_BRIEF_: Transcribe every record that appears below, exactly and in full.

_ENTRIES SUPPLIED_:
******
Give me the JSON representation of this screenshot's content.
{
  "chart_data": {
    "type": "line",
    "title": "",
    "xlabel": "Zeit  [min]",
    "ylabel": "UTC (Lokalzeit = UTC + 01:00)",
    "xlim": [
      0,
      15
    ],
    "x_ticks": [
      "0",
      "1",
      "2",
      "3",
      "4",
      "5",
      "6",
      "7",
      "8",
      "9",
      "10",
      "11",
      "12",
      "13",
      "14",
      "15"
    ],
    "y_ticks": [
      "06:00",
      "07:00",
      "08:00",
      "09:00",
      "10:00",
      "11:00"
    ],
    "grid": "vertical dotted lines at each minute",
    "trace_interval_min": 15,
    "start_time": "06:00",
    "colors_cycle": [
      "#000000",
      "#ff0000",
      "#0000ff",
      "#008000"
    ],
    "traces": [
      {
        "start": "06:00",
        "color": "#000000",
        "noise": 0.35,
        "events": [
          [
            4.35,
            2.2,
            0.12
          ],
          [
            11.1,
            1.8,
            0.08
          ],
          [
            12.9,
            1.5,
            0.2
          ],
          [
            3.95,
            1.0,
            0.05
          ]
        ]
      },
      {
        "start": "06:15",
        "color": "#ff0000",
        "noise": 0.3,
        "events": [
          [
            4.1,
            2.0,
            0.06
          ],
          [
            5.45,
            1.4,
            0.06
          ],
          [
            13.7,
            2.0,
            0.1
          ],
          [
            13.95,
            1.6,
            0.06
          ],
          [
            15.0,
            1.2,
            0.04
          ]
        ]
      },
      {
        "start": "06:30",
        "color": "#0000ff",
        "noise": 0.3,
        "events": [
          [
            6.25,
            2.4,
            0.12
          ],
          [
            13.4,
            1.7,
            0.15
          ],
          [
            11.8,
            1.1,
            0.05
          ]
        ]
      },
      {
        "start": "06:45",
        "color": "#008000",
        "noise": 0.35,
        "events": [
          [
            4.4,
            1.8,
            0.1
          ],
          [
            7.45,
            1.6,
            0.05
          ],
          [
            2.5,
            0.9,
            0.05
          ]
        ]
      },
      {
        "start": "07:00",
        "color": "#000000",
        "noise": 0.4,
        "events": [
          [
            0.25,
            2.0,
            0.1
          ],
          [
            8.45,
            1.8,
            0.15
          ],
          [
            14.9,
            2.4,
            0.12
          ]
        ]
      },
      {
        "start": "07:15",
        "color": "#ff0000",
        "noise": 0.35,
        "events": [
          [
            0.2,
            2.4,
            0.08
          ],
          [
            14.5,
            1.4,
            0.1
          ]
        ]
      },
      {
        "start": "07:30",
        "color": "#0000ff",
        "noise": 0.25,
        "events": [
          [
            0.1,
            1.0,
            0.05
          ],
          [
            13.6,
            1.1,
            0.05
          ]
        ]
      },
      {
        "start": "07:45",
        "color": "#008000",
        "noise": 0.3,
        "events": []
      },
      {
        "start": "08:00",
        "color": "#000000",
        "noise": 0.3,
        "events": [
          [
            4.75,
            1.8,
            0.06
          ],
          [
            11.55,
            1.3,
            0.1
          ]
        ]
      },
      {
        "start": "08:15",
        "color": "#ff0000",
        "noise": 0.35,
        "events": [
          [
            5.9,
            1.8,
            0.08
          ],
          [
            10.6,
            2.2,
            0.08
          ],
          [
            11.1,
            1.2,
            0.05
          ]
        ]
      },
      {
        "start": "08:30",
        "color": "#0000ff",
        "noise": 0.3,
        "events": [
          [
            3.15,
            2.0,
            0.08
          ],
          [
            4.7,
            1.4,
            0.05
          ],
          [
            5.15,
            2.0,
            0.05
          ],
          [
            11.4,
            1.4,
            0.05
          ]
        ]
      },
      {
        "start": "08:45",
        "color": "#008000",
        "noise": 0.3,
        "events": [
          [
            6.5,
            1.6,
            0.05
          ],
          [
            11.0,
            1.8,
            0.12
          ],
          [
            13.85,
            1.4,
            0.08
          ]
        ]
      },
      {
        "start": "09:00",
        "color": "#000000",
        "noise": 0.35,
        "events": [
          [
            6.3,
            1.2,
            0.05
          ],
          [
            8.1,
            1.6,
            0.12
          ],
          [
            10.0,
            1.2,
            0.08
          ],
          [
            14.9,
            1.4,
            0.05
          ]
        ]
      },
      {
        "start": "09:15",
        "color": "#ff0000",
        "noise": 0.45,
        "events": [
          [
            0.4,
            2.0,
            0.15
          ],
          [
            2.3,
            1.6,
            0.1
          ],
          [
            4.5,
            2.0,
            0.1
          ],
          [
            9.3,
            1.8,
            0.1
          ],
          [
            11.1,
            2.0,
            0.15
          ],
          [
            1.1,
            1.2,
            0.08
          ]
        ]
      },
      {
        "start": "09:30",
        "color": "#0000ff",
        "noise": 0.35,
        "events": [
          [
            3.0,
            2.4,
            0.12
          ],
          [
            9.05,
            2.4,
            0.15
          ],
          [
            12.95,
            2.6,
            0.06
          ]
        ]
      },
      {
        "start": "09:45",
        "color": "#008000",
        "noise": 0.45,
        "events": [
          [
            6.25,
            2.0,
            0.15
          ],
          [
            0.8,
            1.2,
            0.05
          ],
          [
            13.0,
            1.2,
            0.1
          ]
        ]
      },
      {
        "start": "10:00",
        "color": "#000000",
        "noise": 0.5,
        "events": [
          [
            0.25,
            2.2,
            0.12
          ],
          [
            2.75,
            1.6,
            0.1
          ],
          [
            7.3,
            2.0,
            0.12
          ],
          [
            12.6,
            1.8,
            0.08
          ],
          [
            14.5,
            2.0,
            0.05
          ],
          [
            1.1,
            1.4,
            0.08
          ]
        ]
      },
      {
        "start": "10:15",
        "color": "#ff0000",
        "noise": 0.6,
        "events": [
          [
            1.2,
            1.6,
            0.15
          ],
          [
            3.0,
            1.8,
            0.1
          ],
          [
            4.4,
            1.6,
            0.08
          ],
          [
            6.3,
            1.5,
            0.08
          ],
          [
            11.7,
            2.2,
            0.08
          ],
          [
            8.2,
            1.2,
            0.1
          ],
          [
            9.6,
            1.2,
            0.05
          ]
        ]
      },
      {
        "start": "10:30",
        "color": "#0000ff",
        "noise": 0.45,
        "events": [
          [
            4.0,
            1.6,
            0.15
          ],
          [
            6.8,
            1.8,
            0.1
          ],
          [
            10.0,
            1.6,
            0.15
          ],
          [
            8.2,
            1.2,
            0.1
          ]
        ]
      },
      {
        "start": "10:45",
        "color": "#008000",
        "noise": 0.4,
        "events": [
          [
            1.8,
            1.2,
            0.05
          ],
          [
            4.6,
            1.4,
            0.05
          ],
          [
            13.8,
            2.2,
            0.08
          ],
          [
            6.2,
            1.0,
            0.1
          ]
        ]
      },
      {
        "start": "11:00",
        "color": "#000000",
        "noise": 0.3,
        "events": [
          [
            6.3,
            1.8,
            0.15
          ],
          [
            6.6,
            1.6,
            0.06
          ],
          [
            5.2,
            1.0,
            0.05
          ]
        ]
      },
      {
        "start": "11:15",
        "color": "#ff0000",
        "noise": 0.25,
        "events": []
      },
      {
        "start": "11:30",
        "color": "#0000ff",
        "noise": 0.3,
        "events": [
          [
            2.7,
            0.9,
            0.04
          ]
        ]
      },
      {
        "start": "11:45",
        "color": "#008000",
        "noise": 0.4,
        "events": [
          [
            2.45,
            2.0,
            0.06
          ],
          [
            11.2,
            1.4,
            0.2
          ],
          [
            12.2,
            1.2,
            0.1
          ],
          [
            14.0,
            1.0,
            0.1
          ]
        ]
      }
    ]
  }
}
******
_RESPONSE TO THE EXERCISE_:
Give me the JSON representation of this screenshot's content.
{
  "chart_data": {
    "type": "line",
    "title": "",
    "xlabel": "Zeit  [min]",
    "ylabel": "UTC (Lokalzeit = UTC + 01:00)",
    "xlim": [
      0,
      15
    ],
    "x_ticks": [
      "0",
      "1",
      "2",
      "3",
      "4",
      "5",
      "6",
      "7",
      "8",
      "9",
      "10",
      "11",
      "12",
      "13",
      "14",
      "15"
    ],
    "y_ticks": [
      "06:00",
      "07:00",
      "08:00",
      "09:00",
      "10:00",
      "11:00"
    ],
    "grid": "vertical dotted lines at each minute",
    "trace_interval_min": 15,
    "start_time": "06:00",
    "colors_cycle": [
      "#000000",
      "#ff0000",
      "#0000ff",
      "#008000"
    ],
    "traces": [
      {
        "start": "06:00",
        "color": "#000000",
        "noise": 0.35,
        "events": [
          [
            4.35,
            2.2,
            0.12
          ],
          [
            11.1,
            1.8,
            0.08
          ],
          [
            12.9,
            1.5,
            0.2
          ],
          [
            3.95,
            1.0,
            0.05
          ]
        ]
      },
      {
        "start": "06:15",
        "color": "#ff0000",
        "noise": 0.3,
        "events": [
          [
            4.1,
            2.0,
            0.06
          ],
          [
            5.45,
            1.4,
            0.06
          ],
          [
            13.7,
            2.0,
            0.1
          ],
          [
            13.95,
            1.6,
            0.06
          ],
          [
            15.0,
            1.2,
            0.04
          ]
        ]
      },
      {
        "start": "06:30",
        "color": "#0000ff",
        "noise": 0.3,
        "events": [
          [
            6.25,
            2.4,
            0.12
          ],
          [
            13.4,
            1.7,
            0.15
          ],
          [
            11.8,
            1.1,
            0.05
          ]
        ]
      },
      {
        "start": "06:45",
        "color": "#008000",
        "noise": 0.35,
        "events": [
          [
            4.4,
            1.8,
            0.1
          ],
          [
            7.45,
            1.6,
            0.05
          ],
          [
            2.5,
            0.9,
            0.05
          ]
        ]
      },
      {
        "start": "07:00",
        "color": "#000000",
        "noise": 0.4,
        "events": [
          [
            0.25,
            2.0,
            0.1
          ],
          [
            8.45,
            1.8,
            0.15
          ],
          [
            14.9,
            2.4,
            0.12
          ]
        ]
      },
      {
        "start": "07:15",
        "color": "#ff0000",
        "noise": 0.35,
        "events": [
          [
            0.2,
            2.4,
            0.08
          ],
          [
            14.5,
            1.4,
            0.1
          ]
        ]
      },
      {
        "start": "07:30",
        "color": "#0000ff",
        "noise": 0.25,
        "events": [
          [
            0.1,
            1.0,
            0.05
          ],
          [
            13.6,
            1.1,
            0.05
          ]
        ]
      },
      {
        "start": "07:45",
        "color": "#008000",
        "noise": 0.3,
        "events": []
      },
      {
        "start": "08:00",
        "color": "#000000",
        "noise": 0.3,
        "events": [
          [
            4.75,
            1.8,
            0.06
          ],
          [
            11.55,
            1.3,
            0.1
          ]
        ]
      },
      {
        "start": "08:15",
        "color": "#ff0000",
        "noise": 0.35,
        "events": [
          [
            5.9,
            1.8,
            0.08
          ],
          [
            10.6,
            2.2,
            0.08
          ],
          [
            11.1,
            1.2,
            0.05
          ]
        ]
      },
      {
        "start": "08:30",
        "color": "#0000ff",
        "noise": 0.3,
        "events": [
          [
            3.15,
            2.0,
            0.08
          ],
          [
            4.7,
            1.4,
            0.05
          ],
          [
            5.15,
            2.0,
            0.05
          ],
          [
            11.4,
            1.4,
            0.05
          ]
        ]
      },
      {
        "start": "08:45",
        "color": "#008000",
        "noise": 0.3,
        "events": [
          [
            6.5,
            1.6,
            0.05
          ],
          [
            11.0,
            1.8,
            0.12
          ],
          [
            13.85,
            1.4,
            0.08
          ]
        ]
      },
      {
        "start": "09:00",
        "color": "#000000",
        "noise": 0.35,
        "events": [
          [
            6.3,
            1.2,
            0.05
          ],
          [
            8.1,
            1.6,
            0.12
          ],
          [
            10.0,
            1.2,
            0.08
          ],
          [
            14.9,
            1.4,
            0.05
          ]
        ]
      },
      {
        "start": "09:15",
        "color": "#ff0000",
        "noise": 0.45,
        "events": [
          [
            0.4,
            2.0,
            0.15
          ],
          [
            2.3,
            1.6,
            0.1
          ],
          [
            4.5,
            2.0,
            0.1
          ],
          [
            9.3,
            1.8,
            0.1
          ],
          [
            11.1,
            2.0,
            0.15
          ],
          [
            1.1,
            1.2,
            0.08
          ]
        ]
      },
      {
        "start": "09:30",
        "color": "#0000ff",
        "noise": 0.35,
        "events": [
          [
            3.0,
            2.4,
            0.12
          ],
          [
            9.05,
            2.4,
            0.15
          ],
          [
            12.95,
            2.6,
            0.06
          ]
        ]
      },
      {
        "start": "09:45",
        "color": "#008000",
        "noise": 0.45,
        "events": [
          [
            6.25,
            2.0,
            0.15
          ],
          [
            0.8,
            1.2,
            0.05
          ],
          [
            13.0,
            1.2,
            0.1
          ]
        ]
      },
      {
        "start": "10:00",
        "color": "#000000",
        "noise": 0.5,
        "events": [
          [
            0.25,
            2.2,
            0.12
          ],
          [
            2.75,
            1.6,
            0.1
          ],
          [
            7.3,
            2.0,
            0.12
          ],
          [
            12.6,
            1.8,
            0.08
          ],
          [
            14.5,
            2.0,
            0.05
          ],
          [
            1.1,
            1.4,
            0.08
          ]
        ]
      },
      {
        "start": "10:15",
        "color": "#ff0000",
        "noise": 0.6,
        "events": [
          [
            1.2,
            1.6,
            0.15
          ],
          [
            3.0,
            1.8,
            0.1
          ],
          [
            4.4,
            1.6,
            0.08
          ],
          [
            6.3,
            1.5,
            0.08
          ],
          [
            11.7,
            2.2,
            0.08
          ],
          [
            8.2,
            1.2,
            0.1
          ],
          [
            9.6,
            1.2,
            0.05
          ]
        ]
      },
      {
        "start": "10:30",
        "color": "#0000ff",
        "noise": 0.45,
        "events": [
          [
            4.0,
            1.6,
            0.15
          ],
          [
            6.8,
            1.8,
            0.1
          ],
          [
            10.0,
            1.6,
            0.15
          ],
          [
            8.2,
            1.2,
            0.1
          ]
        ]
      },
      {
        "start": "10:45",
        "color": "#008000",
        "noise": 0.4,
        "events": [
          [
            1.8,
            1.2,
            0.05
          ],
          [
            4.6,
            1.4,
            0.05
          ],
          [
            13.8,
            2.2,
            0.08
          ],
          [
            6.2,
            1.0,
            0.1
          ]
        ]
      },
      {
        "start": "11:00",
        "color": "#000000",
        "noise": 0.3,
        "events": [
          [
            6.3,
            1.8,
            0.15
          ],
          [
            6.6,
            1.6,
            0.06
          ],
          [
            5.2,
            1.0,
            0.05
          ]
        ]
      },
      {
        "start": "11:15",
        "color": "#ff0000",
        "noise": 0.25,
        "events": []
      },
      {
        "start": "11:30",
        "color": "#0000ff",
        "noise": 0.3,
        "events": [
          [
            2.7,
            0.9,
            0.04
          ]
        ]
      },
      {
        "start": "11:45",
        "color": "#008000",
        "noise": 0.4,
        "events": [
          [
            2.45,
            2.0,
            0.06
          ],
          [
            11.2,
            1.4,
            0.2
          ],
          [
            12.2,
            1.2,
            0.1
          ],
          [
            14.0,
            1.0,
            0.1
          ]
        ]
      }
    ]
  }
}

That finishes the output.